## What is expected
Reproduce each record below exactly as written.

## Data supplied
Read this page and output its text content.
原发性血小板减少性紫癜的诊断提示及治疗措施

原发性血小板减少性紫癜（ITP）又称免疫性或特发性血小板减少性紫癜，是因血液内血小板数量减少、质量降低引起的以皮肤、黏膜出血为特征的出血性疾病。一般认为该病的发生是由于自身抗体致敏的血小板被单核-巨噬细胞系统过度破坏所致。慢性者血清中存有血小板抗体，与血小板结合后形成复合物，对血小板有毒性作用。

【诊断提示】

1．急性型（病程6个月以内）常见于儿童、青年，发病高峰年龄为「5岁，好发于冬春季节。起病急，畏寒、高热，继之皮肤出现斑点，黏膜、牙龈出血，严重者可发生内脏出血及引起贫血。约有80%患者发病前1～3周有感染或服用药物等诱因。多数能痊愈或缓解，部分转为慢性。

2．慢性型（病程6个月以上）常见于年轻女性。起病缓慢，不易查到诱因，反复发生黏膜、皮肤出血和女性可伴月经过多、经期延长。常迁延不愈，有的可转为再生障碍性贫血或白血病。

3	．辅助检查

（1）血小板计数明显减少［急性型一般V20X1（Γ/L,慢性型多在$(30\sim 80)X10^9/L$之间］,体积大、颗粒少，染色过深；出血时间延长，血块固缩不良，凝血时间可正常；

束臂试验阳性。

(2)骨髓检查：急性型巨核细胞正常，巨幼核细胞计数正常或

## Final answer
Read this page and output its text content.
原发性血小板减少性紫癜的诊断提示及治疗措施

原发性血小板减少性紫癜（ITP）又称免疫性或特发性血小板减少性紫癜，是因血液内血小板数量减少、质量降低引起的以皮肤、黏膜出血为特征的出血性疾病。一般认为该病的发生是由于自身抗体致敏的血小板被单核-巨噬细胞系统过度破坏所致。慢性者血清中存有血小板抗体，与血小板结合后形成复合物，对血小板有毒性作用。

【诊断提示】

1．急性型（病程6个月以内）常见于儿童、青年，发病高峰年龄为「5岁，好发于冬春季节。起病急，畏寒、高热，继之皮肤出现斑点，黏膜、牙龈出血，严重者可发生内脏出血及引起贫血。约有80%患者发病前1～3周有感染或服用药物等诱因。多数能痊愈或缓解，部分转为慢性。

2．慢性型（病程6个月以上）常见于年轻女性。起病缓慢，不易查到诱因，反复发生黏膜、皮肤出血和女性可伴月经过多、经期延长。常迁延不愈，有的可转为再生障碍性贫血或白血病。

3	．辅助检查

（1）血小板计数明显减少［急性型一般V20X1（Γ/L,慢性型多在$(30\sim 80)X10^9/L$之间］,体积大、颗粒少，染色过深；出血时间延长，血块固缩不良，凝血时间可正常；

束臂试验阳性。

(2)骨髓检查：急性型巨核细胞正常，巨幼核细胞计数正常或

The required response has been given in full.